The Church of St. John the Evangelist is a Roman Catholic parish church in the Roman Catholic Archdiocese of New York, located at 355 East 55th Street at First Avenue, Manhattan, New York City.

Parish
The parish was established in 1830. Or according to other sources in 1841 "with a rather stormy history." The church originally stood on the site of the present St. Patrick's Cathedral, Manhattan. The first Catholic presence of the site there dated from 1810 when the Society of Jesus moved their academy to a fine old house on 50th Street and Fifth Avenue where they created a chapel of St. Ignatius. The chapel was then occupied by Trappist monks from 1813 to 1815, and appears to have ceased function after that. Bishop of New York John Dubois reopened the chapel in 1840 for Catholics employed at the Deaf and Dumb Asylum and in the general neighborhood. A modest frame church was built and dedicated 9 May 1841 by the Rev. John Hughes, administrator of the diocese. Tickets were sold to the dedication to ease the parish's debt level, managed by a lay Board of Trustees, but to no avail and the property mortgage was finally foreclosed on and the church sold at auction. The stress is said to have contributed to the death that year of the church's pastor, the Rev. Felix Larkin. The experience was blamed on the management of the trustees and this incident is said to have played a significant role in the abolishment of the lay trusteeship, which occurred shortly thereafter. The young and energetic Rev. Michael A. Curran was appointed to raise funds for the devastated parish, and shortly fitted up an old college hall as a temporary church. Fr. Curran continued raising funds to buy back the church during the Great Famine in Ireland, eventually succeeding and taking the deed in his own name. "The site of St. Patrick's Cathedral, hence, came to the Church through the labors of this young priest and the self-denial of his countrymen and not by the fight of the city." The debt was finally all paid for by 1853, by which time it had become clear that a larger church for the parish was needed elsewhere as its current site had been selected for the new cathedral.

[Dataset entries]
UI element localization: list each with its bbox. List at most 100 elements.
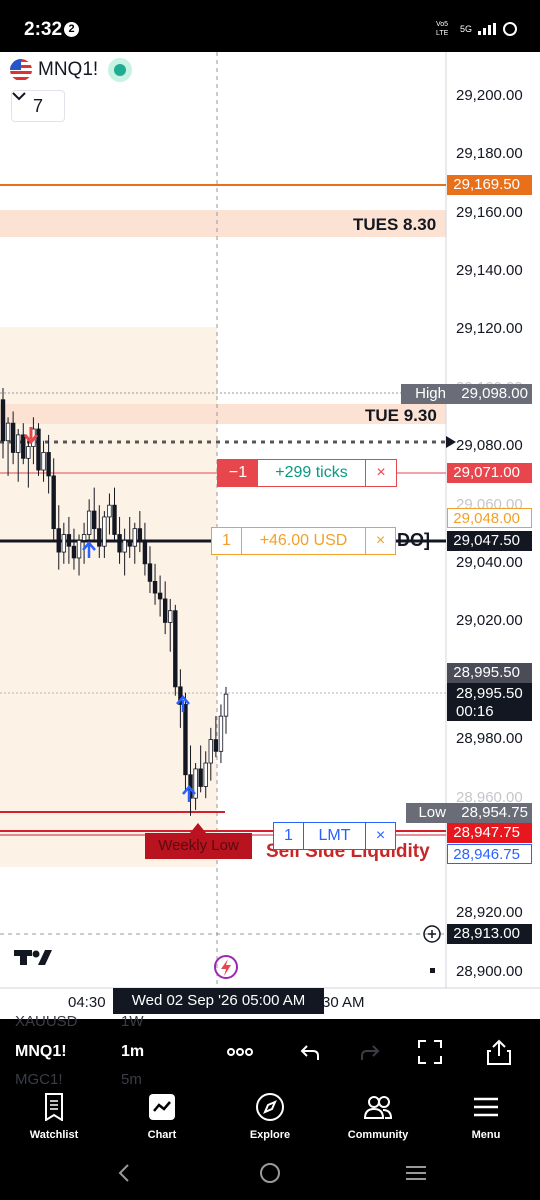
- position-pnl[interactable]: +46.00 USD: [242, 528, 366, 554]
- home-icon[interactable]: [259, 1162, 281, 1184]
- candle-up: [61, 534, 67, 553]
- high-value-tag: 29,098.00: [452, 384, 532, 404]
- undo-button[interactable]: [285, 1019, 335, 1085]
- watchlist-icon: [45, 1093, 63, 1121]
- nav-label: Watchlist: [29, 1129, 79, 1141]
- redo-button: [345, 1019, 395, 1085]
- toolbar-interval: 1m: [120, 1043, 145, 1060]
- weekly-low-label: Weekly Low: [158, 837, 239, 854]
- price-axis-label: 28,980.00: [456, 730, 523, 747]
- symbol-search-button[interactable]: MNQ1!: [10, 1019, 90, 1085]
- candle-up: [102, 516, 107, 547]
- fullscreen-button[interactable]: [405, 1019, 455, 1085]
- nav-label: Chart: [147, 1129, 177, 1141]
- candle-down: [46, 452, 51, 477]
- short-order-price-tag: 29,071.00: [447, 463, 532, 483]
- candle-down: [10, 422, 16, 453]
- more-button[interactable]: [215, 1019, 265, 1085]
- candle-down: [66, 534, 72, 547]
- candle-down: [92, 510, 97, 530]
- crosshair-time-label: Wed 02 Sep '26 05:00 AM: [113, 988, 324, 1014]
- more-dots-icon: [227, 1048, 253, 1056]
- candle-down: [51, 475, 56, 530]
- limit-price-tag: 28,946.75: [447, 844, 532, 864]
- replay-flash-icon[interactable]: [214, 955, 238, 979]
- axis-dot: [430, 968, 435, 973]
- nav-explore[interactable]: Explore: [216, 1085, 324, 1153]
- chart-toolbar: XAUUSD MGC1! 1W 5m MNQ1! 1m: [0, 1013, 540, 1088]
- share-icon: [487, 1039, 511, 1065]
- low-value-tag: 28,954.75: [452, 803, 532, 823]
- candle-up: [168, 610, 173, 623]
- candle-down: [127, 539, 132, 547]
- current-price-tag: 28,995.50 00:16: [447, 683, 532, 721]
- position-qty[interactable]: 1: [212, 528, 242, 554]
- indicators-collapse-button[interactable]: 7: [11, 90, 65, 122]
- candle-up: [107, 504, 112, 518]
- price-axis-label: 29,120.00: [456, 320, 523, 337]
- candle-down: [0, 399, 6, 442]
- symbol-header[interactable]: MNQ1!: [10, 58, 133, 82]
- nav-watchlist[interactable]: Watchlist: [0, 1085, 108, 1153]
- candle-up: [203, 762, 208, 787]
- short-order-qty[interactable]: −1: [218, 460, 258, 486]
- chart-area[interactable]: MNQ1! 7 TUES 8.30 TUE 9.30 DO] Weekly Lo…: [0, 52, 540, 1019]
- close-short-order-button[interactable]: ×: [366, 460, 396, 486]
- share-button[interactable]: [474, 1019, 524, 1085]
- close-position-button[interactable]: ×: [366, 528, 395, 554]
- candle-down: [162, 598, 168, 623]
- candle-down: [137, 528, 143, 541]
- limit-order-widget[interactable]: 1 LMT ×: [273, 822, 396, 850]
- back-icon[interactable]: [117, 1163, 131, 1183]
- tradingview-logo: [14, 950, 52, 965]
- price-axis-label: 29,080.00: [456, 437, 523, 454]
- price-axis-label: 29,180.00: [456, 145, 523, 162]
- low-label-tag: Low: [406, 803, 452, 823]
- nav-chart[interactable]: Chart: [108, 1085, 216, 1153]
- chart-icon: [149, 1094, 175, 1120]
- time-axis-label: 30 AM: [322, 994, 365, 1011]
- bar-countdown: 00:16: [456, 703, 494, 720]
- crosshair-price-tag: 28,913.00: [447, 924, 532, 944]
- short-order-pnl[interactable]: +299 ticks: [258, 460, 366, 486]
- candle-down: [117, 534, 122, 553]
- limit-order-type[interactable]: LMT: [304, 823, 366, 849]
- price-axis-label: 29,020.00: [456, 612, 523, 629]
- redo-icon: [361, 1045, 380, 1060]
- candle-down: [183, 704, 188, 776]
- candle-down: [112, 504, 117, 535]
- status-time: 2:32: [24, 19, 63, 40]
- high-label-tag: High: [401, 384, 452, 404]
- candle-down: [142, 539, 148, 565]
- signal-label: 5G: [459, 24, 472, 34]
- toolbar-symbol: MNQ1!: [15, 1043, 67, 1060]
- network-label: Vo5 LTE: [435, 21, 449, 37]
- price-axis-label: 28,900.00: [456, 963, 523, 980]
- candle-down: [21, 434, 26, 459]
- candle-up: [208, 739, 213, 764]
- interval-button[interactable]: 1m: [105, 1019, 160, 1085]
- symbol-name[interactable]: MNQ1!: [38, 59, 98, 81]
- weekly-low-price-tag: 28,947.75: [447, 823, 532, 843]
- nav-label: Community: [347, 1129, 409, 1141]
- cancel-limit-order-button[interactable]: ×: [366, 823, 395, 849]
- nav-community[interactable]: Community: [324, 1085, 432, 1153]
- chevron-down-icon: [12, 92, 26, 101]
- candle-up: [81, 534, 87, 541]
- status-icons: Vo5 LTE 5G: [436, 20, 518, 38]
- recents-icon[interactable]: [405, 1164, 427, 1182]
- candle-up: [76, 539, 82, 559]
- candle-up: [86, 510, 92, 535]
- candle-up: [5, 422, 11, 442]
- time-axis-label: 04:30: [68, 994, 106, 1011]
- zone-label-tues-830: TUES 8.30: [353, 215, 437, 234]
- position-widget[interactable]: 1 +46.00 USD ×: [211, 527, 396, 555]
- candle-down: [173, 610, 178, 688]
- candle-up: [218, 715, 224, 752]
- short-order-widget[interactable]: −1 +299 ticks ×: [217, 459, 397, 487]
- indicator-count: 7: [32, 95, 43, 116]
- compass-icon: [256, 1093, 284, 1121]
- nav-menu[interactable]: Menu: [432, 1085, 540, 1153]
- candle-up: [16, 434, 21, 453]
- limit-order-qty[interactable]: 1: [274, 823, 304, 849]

== THE TASKS ==
1. Give everything in the rows from the line containing "- position-pnl[interactable]: +46.00" down to the line containing "- price-axis-label: 28,980.00: [456, 730, 523, 747]" as a Markdown table with the columns Index and Entry, numbering each line and leaving out blank lines.
2. Take the parish history of the Church of St. John the Evangelist further, starting right after its last sentence.
The church history and the rows are unrelated material.

== THE RESULTS ==
1.
| Index | Entry |
|---|---|
| 1 | - position-pnl[interactable]: +46.00 USD: [242, 528, 366, 554] |
| 2 | - home-icon[interactable]: [259, 1162, 281, 1184] |
| 3 | - candle-up: [61, 534, 67, 553] |
| 4 | - high-value-tag: 29,098.00: [452, 384, 532, 404] |
| 5 | - undo-button[interactable]: [285, 1019, 335, 1085] |
| 6 | - watchlist-icon: [45, 1093, 63, 1121] |
| 7 | - nav-label: Watchlist: [29, 1129, 79, 1141] |
| 8 | - redo-button: [345, 1019, 395, 1085] |
| 9 | - toolbar-interval: 1m: [120, 1043, 145, 1060] |
| 10 | - weekly-low-label: Weekly Low: [158, 837, 239, 854] |
| 11 | - price-axis-label: 28,980.00: [456, 730, 523, 747] |

2.
Rev. James McMahon (later of Catholic University) had a new church built one block east of Madison Avenue, freeing the previous site for St. Patrick's Cathedral. The new church measured 140 by 90 feet and contained an organ valued at $30,000, which was constructed under the direction of Fr. McMahon, who was a skilled musician. A fire on 10 January 1871 destroyed both church and organ, yet the church was rebuilt again within a year. With the opening of St. Patrick's in 1879, St. John's parish was removed eastward in 1879 to its current location. In 1914, the Catholic population of the parish was around 7,000 and the property valued at $425,000.

Pastors
?-1841: Rev. Felix Larkin (d.1841)
1841-?: Rev. Michael A. Curran
Rev. James McMahon
Rev. John T. O'Reilly was transferred from here (presumably as assistant) to St. John the Evangelist Church (Manhattan) in 1904.

Buildings
Under Monsignor James J. Flood, P.R., a new church was begun at the corner of 55th Street and First Ave. in 1880 and completed in 1886. A brick garage was built 1947 at 344-348 E 56th Street to the designs of architect George J. Sole of 110 East 42nd Street for $900.

The 1886 church stood until 1969, when it was demolished to allow construction of the Archdiocese of New York headquarters, which incorporates the church within the building.

School
The church had a four-story brick and stone school at the southwest corner of First Avenue and 56th Street built in 1907 to the designs of architect Franklin A Green and John V. Van Pelt, Associated of 333 Fourth Avenue for $80,000. The parish school opened in 1908. In 1914, the school had 497 boys and 500 girls, run by 11 Sisters of Charity and 7 lay teachers.

External links
 St. John the Evangelist official website

References 

Roman Catholic churches completed in 1907
20th-century Roman Catholic church buildings in the United States
Religious organizations established in 1830
Roman Catholic churches in Manhattan
Midtown Manhattan
1830 establishments in New York (state)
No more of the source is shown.